**Task to carry out:** Scan the data for "コーディネート" and copy the lines it appears in.

**Information given:**

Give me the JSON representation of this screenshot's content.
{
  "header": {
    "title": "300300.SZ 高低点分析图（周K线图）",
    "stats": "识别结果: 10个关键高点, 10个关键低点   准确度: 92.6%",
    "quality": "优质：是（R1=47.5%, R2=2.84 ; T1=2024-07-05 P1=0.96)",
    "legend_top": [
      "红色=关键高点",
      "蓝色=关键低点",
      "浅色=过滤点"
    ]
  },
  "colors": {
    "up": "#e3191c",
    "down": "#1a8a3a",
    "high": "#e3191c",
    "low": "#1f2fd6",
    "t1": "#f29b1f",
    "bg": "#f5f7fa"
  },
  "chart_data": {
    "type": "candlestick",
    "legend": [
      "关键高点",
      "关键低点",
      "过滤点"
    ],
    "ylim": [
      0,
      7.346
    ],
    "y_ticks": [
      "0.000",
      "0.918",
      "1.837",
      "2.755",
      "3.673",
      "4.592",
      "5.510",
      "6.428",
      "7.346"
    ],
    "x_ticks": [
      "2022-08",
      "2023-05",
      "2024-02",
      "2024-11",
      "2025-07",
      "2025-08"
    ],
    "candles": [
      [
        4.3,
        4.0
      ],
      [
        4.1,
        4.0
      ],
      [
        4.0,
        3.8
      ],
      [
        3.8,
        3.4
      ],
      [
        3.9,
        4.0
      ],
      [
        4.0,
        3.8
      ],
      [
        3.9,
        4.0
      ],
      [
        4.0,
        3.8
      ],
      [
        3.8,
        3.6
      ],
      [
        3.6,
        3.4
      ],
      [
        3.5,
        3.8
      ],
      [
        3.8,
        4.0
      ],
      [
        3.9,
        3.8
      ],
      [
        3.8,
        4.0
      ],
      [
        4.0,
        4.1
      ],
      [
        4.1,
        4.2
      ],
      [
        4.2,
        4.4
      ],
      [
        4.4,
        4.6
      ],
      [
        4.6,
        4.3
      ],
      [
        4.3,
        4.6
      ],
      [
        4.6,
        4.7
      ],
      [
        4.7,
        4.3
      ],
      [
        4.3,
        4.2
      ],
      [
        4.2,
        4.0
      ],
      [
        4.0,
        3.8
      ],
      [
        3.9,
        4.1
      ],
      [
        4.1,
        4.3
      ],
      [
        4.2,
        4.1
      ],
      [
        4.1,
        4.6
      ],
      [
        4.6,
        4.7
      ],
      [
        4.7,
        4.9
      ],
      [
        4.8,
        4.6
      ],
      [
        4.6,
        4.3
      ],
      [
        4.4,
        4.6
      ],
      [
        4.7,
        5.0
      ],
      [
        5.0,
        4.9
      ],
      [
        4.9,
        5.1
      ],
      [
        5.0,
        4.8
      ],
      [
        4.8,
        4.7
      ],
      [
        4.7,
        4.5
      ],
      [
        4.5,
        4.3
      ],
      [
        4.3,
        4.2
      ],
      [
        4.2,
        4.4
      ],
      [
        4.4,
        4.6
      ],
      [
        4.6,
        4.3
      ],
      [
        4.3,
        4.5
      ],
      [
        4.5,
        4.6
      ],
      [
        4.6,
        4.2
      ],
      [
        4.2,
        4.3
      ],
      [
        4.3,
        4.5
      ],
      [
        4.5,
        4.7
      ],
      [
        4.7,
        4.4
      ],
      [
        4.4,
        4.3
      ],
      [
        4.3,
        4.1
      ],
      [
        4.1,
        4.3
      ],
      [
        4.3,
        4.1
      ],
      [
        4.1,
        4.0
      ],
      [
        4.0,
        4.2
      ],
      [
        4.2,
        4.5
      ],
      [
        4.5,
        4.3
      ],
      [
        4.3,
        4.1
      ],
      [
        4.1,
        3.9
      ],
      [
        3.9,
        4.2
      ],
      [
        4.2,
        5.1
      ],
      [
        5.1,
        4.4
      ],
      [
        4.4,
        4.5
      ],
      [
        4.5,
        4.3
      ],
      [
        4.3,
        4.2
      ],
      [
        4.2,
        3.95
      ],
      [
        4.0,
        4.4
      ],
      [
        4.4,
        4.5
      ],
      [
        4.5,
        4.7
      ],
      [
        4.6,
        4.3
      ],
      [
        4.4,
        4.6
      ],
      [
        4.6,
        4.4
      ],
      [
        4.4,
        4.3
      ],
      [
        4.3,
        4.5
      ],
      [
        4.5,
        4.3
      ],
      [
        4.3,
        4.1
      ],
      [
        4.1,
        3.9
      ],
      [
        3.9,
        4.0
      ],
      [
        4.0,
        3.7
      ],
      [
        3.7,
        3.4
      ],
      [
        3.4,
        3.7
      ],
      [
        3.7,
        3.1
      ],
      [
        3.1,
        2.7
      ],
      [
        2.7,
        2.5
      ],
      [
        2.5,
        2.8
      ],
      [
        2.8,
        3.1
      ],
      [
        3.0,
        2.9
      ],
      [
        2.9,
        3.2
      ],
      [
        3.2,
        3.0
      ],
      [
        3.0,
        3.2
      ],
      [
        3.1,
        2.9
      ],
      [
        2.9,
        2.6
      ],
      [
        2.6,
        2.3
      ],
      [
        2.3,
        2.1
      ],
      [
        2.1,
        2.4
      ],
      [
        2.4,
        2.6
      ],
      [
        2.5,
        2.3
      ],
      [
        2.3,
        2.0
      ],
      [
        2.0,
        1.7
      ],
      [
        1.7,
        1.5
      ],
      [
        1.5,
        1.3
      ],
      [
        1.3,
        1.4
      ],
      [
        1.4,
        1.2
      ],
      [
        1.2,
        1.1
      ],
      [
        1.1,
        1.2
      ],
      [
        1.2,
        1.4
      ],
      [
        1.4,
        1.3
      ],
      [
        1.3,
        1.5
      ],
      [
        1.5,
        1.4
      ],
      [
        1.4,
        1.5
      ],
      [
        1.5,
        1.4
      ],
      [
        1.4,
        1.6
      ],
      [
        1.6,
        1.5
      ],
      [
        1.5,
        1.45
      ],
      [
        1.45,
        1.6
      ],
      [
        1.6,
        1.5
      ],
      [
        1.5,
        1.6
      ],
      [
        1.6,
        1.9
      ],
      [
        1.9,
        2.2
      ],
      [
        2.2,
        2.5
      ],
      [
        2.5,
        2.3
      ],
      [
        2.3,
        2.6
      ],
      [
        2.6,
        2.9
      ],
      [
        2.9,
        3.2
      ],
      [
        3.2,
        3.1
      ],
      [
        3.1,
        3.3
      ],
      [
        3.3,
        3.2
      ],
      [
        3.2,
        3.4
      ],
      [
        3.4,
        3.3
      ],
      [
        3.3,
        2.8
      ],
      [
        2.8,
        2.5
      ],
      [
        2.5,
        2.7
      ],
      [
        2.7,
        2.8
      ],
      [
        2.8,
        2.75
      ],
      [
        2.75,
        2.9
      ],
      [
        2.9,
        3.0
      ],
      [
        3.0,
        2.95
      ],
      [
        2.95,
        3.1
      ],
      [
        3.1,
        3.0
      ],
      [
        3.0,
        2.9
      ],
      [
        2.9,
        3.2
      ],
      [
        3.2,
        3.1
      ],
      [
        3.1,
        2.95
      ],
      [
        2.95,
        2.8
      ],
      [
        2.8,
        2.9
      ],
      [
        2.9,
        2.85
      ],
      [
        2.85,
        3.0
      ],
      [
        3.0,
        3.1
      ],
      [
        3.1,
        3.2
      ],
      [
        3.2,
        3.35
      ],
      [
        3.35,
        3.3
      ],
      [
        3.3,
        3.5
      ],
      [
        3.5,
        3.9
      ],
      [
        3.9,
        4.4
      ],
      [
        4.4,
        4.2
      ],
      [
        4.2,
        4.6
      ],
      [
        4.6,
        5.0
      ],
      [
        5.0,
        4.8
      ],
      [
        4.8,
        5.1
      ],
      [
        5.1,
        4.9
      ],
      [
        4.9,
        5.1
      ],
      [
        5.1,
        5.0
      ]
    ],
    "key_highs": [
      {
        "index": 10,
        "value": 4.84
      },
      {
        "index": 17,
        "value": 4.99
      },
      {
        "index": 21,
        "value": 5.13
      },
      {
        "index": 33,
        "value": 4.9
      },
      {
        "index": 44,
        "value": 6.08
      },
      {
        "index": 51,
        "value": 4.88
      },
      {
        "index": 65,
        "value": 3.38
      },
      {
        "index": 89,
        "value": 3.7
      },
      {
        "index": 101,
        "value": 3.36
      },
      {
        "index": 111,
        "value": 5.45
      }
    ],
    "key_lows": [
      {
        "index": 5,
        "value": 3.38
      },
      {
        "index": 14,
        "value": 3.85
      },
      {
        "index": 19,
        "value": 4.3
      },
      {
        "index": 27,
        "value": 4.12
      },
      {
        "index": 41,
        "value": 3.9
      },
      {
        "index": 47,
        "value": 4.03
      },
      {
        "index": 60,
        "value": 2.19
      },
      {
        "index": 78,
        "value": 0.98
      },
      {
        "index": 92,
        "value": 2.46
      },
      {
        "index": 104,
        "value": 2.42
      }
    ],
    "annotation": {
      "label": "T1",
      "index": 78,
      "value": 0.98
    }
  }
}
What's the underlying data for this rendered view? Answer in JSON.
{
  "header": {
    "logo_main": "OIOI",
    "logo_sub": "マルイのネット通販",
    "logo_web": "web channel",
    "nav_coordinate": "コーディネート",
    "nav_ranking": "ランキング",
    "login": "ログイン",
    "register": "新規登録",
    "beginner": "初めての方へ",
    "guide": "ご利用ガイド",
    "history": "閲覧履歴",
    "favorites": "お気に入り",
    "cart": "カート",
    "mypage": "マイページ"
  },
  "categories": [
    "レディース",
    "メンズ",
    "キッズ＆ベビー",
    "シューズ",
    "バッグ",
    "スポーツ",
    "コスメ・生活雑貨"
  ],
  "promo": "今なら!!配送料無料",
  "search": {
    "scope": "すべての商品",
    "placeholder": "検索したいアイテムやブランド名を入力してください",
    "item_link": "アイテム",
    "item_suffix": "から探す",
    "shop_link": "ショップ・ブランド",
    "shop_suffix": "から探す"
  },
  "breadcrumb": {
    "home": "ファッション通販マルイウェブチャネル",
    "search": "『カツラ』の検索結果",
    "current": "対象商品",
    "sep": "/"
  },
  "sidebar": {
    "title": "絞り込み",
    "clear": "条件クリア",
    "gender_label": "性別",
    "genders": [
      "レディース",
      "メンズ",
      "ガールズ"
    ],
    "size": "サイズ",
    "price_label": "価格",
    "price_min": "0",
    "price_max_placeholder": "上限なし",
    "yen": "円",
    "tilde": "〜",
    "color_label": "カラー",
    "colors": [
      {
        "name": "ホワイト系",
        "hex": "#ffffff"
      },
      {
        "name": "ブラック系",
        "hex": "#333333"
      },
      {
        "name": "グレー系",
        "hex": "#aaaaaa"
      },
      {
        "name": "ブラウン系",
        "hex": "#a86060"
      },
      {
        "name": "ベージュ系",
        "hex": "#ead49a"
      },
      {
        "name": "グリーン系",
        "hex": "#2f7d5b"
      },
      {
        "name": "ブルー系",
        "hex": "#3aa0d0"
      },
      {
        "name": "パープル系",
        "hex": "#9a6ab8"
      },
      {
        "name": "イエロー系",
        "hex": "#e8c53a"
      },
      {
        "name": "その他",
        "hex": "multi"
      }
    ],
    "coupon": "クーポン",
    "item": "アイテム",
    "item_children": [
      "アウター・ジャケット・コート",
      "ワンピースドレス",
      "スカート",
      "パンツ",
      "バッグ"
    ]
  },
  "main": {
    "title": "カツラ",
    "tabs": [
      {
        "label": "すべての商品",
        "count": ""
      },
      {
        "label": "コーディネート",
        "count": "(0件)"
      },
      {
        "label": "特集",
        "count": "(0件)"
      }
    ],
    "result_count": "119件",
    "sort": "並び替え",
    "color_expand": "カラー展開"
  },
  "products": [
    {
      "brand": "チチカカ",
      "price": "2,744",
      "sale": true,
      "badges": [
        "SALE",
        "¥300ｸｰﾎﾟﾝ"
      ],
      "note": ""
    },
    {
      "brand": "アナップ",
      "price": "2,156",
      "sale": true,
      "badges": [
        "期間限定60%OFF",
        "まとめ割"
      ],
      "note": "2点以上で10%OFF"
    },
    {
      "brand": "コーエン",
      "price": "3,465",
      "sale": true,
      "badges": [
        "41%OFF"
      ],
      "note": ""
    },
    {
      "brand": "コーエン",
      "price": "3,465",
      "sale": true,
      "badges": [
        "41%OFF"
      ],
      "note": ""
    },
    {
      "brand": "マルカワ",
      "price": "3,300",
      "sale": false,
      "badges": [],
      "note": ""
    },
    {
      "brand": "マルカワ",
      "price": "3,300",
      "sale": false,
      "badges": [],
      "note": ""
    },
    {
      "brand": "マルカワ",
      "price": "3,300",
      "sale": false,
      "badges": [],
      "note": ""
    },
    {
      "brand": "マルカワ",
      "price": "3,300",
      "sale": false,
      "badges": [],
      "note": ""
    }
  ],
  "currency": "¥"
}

**Reply to the task:**
    "nav_coordinate": "コーディネート",
        "label": "コーディネート",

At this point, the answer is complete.